What is being asked:
Could you write out every record below exactly, leaving out any pictures?

(Stored data entries)
++++++

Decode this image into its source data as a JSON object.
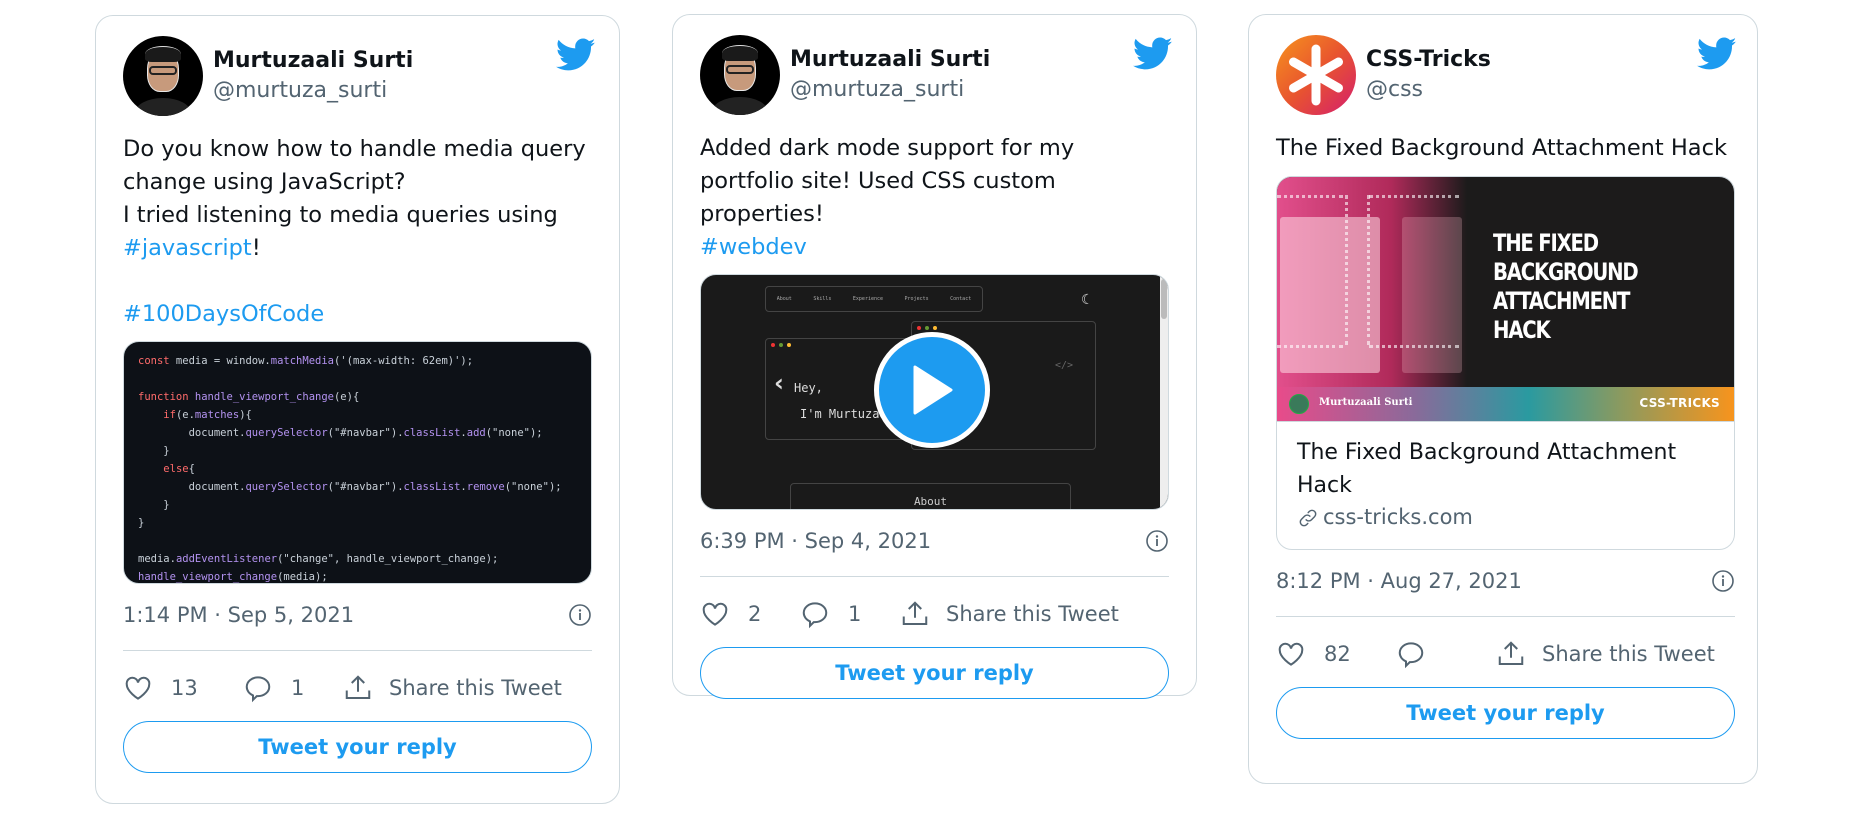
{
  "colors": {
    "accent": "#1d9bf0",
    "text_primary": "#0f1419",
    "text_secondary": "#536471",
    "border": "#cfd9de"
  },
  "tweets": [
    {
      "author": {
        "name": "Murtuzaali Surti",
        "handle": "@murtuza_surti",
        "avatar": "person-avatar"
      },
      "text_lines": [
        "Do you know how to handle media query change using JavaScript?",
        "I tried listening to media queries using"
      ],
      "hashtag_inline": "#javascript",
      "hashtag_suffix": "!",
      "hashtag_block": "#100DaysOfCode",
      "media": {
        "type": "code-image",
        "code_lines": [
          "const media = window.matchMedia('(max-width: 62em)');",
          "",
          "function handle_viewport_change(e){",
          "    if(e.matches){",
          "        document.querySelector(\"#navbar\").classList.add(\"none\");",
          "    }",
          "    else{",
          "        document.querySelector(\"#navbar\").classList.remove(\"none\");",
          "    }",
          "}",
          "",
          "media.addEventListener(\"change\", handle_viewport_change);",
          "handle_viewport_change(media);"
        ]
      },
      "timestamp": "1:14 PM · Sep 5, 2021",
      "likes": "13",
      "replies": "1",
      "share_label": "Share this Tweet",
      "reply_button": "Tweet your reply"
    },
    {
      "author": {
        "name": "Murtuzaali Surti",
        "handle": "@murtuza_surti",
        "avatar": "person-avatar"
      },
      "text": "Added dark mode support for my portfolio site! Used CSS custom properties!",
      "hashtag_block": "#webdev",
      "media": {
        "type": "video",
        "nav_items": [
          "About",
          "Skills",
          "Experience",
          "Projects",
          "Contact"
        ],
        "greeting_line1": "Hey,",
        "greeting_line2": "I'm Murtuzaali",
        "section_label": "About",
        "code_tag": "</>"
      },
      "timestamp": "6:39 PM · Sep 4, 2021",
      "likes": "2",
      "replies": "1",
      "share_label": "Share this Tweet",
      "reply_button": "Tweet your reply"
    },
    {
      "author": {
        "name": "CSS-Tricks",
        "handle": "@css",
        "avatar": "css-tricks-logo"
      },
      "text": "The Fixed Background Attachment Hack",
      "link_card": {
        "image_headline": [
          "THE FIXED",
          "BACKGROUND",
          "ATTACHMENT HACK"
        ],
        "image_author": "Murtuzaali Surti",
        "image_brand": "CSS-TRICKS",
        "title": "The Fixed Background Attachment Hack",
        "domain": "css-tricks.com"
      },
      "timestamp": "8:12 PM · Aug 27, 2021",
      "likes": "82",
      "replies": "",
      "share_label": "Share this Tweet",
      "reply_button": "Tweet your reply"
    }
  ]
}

++++++

Complete output:
Decode this image into its source data as a JSON object.
{
  "colors": {
    "accent": "#1d9bf0",
    "text_primary": "#0f1419",
    "text_secondary": "#536471",
    "border": "#cfd9de"
  },
  "tweets": [
    {
      "author": {
        "name": "Murtuzaali Surti",
        "handle": "@murtuza_surti",
        "avatar": "person-avatar"
      },
      "text_lines": [
        "Do you know how to handle media query change using JavaScript?",
        "I tried listening to media queries using"
      ],
      "hashtag_inline": "#javascript",
      "hashtag_suffix": "!",
      "hashtag_block": "#100DaysOfCode",
      "media": {
        "type": "code-image",
        "code_lines": [
          "const media = window.matchMedia('(max-width: 62em)');",
          "",
          "function handle_viewport_change(e){",
          "    if(e.matches){",
          "        document.querySelector(\"#navbar\").classList.add(\"none\");",
          "    }",
          "    else{",
          "        document.querySelector(\"#navbar\").classList.remove(\"none\");",
          "    }",
          "}",
          "",
          "media.addEventListener(\"change\", handle_viewport_change);",
          "handle_viewport_change(media);"
        ]
      },
      "timestamp": "1:14 PM · Sep 5, 2021",
      "likes": "13",
      "replies": "1",
      "share_label": "Share this Tweet",
      "reply_button": "Tweet your reply"
    },
    {
      "author": {
        "name": "Murtuzaali Surti",
        "handle": "@murtuza_surti",
        "avatar": "person-avatar"
      },
      "text": "Added dark mode support for my portfolio site! Used CSS custom properties!",
      "hashtag_block": "#webdev",
      "media": {
        "type": "video",
        "nav_items": [
          "About",
          "Skills",
          "Experience",
          "Projects",
          "Contact"
        ],
        "greeting_line1": "Hey,",
        "greeting_line2": "I'm Murtuzaali",
        "section_label": "About",
        "code_tag": "</>"
      },
      "timestamp": "6:39 PM · Sep 4, 2021",
      "likes": "2",
      "replies": "1",
      "share_label": "Share this Tweet",
      "reply_button": "Tweet your reply"
    },
    {
      "author": {
        "name": "CSS-Tricks",
        "handle": "@css",
        "avatar": "css-tricks-logo"
      },
      "text": "The Fixed Background Attachment Hack",
      "link_card": {
        "image_headline": [
          "THE FIXED",
          "BACKGROUND",
          "ATTACHMENT HACK"
        ],
        "image_author": "Murtuzaali Surti",
        "image_brand": "CSS-TRICKS",
        "title": "The Fixed Background Attachment Hack",
        "domain": "css-tricks.com"
      },
      "timestamp": "8:12 PM · Aug 27, 2021",
      "likes": "82",
      "replies": "",
      "share_label": "Share this Tweet",
      "reply_button": "Tweet your reply"
    }
  ]
}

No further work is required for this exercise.